:: SUPPLIED RECORDS ::
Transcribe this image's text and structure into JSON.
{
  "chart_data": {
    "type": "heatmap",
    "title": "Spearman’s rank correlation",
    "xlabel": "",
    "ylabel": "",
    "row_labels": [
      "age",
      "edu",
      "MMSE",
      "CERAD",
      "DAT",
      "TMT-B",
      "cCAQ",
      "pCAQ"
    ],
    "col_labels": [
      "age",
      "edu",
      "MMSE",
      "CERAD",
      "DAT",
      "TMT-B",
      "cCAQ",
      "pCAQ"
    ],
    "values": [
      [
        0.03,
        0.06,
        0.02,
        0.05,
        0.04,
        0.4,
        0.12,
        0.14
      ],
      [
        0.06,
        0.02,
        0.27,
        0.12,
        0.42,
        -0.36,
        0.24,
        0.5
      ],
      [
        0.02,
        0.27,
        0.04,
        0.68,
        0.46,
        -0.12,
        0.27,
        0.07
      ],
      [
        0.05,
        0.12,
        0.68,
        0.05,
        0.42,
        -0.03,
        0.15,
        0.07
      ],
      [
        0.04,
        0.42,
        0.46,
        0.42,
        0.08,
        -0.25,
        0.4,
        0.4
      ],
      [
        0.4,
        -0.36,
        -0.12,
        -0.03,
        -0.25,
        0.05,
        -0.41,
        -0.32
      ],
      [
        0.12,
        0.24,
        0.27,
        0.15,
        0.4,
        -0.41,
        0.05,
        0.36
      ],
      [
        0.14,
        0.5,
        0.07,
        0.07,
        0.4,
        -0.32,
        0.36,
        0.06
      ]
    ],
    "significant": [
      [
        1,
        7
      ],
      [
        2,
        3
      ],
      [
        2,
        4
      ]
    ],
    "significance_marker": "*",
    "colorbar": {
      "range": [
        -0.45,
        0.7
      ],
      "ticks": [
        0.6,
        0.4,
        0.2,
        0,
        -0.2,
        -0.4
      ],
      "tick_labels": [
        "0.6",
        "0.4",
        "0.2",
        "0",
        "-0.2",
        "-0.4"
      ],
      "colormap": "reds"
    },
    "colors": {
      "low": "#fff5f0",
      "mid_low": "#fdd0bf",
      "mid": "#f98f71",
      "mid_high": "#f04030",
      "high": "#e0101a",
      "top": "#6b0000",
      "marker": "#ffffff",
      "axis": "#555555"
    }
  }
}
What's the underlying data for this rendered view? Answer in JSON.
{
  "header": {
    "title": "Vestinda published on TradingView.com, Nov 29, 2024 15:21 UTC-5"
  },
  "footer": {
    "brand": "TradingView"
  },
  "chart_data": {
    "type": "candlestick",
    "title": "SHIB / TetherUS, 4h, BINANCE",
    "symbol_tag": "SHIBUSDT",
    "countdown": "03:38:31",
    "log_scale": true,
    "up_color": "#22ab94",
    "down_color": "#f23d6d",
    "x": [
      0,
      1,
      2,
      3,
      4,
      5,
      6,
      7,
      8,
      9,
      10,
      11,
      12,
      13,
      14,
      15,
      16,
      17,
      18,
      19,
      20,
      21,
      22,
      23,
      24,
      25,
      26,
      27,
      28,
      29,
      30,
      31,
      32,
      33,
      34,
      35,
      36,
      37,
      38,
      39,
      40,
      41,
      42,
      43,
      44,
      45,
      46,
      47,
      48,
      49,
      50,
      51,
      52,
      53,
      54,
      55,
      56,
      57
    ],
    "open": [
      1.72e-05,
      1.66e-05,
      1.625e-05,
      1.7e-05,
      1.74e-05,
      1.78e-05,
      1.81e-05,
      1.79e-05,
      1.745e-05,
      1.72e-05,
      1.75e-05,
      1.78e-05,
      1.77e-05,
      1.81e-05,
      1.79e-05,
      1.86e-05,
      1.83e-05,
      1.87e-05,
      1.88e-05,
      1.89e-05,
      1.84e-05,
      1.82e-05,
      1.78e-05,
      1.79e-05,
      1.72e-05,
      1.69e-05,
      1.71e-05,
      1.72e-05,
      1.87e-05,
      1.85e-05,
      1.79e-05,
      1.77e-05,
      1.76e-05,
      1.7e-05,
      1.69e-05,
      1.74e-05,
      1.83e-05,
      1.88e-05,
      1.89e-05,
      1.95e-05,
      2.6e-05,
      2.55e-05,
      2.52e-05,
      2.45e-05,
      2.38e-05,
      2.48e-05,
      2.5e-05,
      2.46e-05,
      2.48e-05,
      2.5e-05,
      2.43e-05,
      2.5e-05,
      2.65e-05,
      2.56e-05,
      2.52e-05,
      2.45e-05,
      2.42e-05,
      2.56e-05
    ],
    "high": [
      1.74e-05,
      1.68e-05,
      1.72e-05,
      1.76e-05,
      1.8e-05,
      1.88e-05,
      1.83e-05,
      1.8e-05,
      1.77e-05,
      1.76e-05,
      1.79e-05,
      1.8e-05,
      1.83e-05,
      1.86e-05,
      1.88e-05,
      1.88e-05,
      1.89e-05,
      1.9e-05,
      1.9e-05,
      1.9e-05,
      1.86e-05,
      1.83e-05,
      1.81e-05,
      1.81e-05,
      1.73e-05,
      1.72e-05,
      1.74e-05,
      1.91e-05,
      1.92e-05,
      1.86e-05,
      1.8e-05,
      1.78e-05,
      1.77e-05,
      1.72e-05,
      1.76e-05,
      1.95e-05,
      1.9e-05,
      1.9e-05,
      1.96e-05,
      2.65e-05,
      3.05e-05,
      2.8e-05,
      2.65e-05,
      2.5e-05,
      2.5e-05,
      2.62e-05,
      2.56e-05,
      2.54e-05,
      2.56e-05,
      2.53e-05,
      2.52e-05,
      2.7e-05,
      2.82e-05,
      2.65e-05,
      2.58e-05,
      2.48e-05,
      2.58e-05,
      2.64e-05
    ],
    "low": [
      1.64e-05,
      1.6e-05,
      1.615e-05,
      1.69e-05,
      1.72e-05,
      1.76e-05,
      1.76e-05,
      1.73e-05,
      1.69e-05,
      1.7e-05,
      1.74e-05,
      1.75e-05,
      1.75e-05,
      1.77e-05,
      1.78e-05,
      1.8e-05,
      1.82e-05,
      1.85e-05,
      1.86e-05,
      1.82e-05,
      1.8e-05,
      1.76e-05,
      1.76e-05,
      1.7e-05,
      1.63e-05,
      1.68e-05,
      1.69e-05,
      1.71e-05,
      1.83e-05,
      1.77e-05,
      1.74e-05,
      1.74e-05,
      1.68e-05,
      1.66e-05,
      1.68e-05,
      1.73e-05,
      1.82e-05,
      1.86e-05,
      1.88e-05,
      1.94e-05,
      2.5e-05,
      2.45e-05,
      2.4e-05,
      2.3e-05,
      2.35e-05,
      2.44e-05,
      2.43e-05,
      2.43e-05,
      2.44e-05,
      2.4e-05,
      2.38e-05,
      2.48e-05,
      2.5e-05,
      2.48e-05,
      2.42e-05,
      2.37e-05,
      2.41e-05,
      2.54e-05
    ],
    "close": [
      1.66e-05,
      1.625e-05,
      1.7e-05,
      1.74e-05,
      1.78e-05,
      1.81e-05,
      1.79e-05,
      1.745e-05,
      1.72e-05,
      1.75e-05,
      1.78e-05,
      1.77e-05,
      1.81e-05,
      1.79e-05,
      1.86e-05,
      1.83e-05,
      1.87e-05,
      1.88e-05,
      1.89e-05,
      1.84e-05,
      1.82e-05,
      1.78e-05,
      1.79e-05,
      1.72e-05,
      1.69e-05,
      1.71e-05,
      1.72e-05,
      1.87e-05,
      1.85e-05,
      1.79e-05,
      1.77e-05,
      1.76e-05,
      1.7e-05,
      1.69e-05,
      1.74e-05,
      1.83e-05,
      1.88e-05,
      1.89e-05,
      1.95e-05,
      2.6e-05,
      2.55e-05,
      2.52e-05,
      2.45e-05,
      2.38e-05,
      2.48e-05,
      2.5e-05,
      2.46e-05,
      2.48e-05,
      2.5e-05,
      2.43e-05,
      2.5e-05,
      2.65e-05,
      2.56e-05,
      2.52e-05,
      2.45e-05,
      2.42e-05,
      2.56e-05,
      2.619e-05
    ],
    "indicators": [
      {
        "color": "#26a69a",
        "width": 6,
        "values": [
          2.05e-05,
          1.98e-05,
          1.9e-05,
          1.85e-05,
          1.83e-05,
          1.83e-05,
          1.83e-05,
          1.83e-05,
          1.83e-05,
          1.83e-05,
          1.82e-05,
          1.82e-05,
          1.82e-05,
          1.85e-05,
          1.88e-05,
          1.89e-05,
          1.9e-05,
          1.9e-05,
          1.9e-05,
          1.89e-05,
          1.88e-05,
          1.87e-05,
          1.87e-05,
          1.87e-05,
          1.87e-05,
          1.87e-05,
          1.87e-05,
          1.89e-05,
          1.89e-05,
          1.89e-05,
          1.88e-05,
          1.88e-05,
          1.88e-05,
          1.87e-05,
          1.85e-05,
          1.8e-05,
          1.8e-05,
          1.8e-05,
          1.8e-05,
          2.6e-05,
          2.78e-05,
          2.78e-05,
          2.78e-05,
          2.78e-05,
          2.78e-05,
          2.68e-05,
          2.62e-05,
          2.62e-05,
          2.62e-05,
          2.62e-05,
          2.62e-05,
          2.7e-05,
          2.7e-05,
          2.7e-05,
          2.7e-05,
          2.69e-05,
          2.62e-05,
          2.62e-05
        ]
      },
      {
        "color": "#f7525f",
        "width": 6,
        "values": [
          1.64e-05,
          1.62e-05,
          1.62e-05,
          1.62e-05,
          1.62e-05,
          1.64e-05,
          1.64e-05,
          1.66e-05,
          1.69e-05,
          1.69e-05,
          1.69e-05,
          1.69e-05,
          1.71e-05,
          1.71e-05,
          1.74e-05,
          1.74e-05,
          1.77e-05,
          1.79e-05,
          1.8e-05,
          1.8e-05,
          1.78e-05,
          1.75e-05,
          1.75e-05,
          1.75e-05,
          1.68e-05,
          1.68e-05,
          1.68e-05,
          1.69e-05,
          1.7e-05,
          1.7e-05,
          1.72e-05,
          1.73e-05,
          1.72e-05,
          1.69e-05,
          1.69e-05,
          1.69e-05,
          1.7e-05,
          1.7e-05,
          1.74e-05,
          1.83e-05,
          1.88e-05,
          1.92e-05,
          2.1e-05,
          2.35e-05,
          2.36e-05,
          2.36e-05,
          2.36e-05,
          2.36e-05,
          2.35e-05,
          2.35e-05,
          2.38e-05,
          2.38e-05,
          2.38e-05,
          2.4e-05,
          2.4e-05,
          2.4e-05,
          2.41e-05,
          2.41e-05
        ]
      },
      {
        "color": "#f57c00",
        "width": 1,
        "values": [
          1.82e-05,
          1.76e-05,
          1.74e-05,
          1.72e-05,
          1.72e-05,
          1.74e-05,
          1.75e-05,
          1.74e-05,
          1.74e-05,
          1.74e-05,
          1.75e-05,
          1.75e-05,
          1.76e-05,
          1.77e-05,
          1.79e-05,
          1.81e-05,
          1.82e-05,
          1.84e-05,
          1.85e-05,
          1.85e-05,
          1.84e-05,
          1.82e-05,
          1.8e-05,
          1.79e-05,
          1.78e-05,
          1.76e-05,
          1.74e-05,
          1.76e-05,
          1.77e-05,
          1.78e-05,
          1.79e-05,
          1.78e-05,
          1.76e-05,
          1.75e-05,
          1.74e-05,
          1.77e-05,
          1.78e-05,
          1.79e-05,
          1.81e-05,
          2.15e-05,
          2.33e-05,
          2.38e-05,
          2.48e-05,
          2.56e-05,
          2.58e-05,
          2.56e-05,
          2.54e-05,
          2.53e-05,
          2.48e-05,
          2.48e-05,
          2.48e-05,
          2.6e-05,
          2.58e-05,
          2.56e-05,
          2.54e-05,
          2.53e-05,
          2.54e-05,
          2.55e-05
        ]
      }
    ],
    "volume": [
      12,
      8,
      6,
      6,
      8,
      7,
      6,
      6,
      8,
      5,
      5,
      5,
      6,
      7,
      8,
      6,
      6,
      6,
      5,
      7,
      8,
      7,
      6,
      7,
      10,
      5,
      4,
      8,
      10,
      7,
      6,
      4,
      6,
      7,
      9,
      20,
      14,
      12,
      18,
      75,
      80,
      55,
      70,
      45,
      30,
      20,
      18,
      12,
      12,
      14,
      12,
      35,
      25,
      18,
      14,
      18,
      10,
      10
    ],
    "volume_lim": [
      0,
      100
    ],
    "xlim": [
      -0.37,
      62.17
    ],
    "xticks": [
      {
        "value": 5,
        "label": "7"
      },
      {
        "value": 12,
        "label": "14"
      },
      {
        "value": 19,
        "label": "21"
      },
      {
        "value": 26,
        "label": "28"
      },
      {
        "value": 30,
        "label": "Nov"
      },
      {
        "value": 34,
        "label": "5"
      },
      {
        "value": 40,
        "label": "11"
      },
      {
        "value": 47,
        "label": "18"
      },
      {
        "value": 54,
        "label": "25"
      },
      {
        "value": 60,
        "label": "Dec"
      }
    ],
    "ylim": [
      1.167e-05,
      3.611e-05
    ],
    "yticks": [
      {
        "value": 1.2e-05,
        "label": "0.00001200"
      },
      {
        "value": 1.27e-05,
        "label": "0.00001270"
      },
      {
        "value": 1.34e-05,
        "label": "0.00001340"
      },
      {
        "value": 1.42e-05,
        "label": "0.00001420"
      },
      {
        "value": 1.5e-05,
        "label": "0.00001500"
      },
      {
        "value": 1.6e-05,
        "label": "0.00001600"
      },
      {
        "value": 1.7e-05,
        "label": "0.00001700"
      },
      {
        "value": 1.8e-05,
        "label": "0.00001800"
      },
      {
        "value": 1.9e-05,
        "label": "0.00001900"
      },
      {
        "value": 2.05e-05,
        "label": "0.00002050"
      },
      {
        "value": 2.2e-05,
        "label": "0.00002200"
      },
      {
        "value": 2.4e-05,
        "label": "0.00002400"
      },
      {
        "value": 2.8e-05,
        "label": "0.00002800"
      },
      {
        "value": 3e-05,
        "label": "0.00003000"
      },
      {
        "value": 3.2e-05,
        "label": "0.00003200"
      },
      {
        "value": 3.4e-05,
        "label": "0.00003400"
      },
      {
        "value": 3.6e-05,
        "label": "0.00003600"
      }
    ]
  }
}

:: WORK TO BE COMPLETED ::
Give only the count of lines in which the string "TradingView" appears.

:: RESULT BELOW ::
2